### Texte fourni
===============
Devenir propriétaire d’une résidence secondaire au soleil ou réaliser un investissement locatif international est un projet séduisant. Pourtant, financer un achat immobilier à l’étranger depuis la France s’apparente souvent à un parcours du combattant bancaire. Les banques françaises se montrent frileuses à l’idée de financer un bien hors des frontières nationales. Quelles sont les solutions de crédit disponibles en 2026, les garanties exigées et les pièges à éviter pour concrétiser votre projet ? Explications.

Financer un achat immobilier à l’étranger depuis la France
1. Le refus du crédit immobilier classique : Pourquoi la banque bloque
Lorsque vous sollicitez une banque française pour un crédit immobilier traditionnel destiné à un bien situé à l’étranger (en Espagne, au Portugal ou à Bali), la réponse est presque toujours négative.
===============
### Jeu de données

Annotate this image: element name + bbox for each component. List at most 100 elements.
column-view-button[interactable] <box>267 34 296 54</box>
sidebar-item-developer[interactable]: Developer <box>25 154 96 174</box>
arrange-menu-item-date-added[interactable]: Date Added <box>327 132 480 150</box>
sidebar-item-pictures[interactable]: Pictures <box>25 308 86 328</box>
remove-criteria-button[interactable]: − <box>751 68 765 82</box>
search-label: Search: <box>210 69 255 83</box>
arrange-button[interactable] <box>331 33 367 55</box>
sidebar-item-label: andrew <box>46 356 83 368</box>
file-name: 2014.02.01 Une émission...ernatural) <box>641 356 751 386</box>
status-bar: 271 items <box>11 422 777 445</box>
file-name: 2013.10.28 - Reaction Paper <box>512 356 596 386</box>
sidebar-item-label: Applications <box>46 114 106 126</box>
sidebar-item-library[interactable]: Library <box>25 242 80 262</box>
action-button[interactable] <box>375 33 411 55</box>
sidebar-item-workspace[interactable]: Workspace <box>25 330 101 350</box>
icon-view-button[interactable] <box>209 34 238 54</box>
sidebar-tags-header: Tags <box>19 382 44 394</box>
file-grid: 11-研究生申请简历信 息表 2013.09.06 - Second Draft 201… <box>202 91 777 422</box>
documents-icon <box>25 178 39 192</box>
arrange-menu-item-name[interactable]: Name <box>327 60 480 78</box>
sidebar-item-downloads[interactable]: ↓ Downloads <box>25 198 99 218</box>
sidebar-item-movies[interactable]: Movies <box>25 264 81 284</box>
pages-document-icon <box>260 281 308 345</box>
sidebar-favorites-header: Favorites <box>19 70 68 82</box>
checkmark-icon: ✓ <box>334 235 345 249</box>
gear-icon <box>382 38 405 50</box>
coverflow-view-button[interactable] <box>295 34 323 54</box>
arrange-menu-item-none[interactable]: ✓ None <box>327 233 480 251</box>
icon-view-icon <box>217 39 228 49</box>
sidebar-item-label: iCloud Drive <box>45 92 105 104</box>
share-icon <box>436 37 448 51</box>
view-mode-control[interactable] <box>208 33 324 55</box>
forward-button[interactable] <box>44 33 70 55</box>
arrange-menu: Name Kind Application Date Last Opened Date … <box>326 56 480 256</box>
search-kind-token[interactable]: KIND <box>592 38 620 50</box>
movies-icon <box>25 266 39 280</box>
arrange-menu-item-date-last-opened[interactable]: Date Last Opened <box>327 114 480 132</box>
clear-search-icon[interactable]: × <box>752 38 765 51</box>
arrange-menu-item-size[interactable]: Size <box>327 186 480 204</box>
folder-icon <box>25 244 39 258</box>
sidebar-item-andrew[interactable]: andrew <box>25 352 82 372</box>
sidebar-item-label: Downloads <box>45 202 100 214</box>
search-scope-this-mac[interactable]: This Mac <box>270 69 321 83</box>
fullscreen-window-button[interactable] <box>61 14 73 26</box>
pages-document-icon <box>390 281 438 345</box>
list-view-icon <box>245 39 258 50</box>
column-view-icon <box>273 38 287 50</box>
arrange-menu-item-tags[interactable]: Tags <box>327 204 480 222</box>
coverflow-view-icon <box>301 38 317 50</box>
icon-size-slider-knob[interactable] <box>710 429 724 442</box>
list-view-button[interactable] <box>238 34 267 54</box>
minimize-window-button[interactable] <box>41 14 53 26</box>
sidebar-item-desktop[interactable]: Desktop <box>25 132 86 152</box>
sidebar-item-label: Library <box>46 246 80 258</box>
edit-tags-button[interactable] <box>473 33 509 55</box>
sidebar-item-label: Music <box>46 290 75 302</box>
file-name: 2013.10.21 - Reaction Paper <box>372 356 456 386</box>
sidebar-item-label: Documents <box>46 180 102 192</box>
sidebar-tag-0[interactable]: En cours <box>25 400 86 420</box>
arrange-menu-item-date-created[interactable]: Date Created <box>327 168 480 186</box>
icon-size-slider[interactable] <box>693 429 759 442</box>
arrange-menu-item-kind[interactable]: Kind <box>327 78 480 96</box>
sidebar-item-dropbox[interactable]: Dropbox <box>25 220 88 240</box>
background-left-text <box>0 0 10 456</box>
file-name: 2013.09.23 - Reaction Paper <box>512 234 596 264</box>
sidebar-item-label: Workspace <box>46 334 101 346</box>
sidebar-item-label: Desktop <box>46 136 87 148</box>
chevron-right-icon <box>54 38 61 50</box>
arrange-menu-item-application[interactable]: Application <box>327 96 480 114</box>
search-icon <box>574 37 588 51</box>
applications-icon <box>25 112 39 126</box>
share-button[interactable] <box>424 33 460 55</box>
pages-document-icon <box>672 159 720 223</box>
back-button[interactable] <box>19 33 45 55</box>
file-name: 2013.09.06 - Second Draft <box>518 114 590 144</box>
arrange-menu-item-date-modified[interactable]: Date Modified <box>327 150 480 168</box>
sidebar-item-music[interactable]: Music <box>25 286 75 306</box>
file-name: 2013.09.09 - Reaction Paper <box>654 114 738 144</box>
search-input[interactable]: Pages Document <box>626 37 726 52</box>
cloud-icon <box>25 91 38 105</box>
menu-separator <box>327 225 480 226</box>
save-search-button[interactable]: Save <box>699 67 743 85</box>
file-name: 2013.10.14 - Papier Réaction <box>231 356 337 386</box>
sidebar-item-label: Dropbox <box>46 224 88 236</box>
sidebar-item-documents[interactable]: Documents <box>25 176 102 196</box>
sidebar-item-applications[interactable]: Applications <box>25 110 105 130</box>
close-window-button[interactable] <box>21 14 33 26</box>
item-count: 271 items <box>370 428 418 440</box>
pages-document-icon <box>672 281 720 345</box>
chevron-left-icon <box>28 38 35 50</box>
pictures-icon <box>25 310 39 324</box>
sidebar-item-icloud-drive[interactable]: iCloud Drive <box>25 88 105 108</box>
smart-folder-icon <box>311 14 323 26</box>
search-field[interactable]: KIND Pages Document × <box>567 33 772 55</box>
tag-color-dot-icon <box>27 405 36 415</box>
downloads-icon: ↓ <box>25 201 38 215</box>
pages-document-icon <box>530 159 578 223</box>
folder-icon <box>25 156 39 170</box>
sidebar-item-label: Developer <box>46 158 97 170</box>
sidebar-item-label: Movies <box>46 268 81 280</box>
===============
### Tâche à traiter
Reproduisez tel quel le passage du texte sur le financement d’un achat immobilier à l’étranger compris entre « Devenir propriétaire d’une » et « presque toujours négative. », bornes incluses.

### Réponse attendue
Devenir propriétaire d’une résidence secondaire au soleil ou réaliser un investissement locatif international est un projet séduisant. Pourtant, financer un achat immobilier à l’étranger depuis la France s’apparente souvent à un parcours du combattant bancaire. Les banques françaises se montrent frileuses à l’idée de financer un bien hors des frontières nationales. Quelles sont les solutions de crédit disponibles en 2026, les garanties exigées et les pièges à éviter pour concrétiser votre projet ? Explications.

Financer un achat immobilier à l’étranger depuis la France
1. Le refus du crédit immobilier classique : Pourquoi la banque bloque
Lorsque vous sollicitez une banque française pour un crédit immobilier traditionnel destiné à un bien situé à l’étranger (en Espagne, au Portugal ou à Bali), la réponse est presque toujours négative.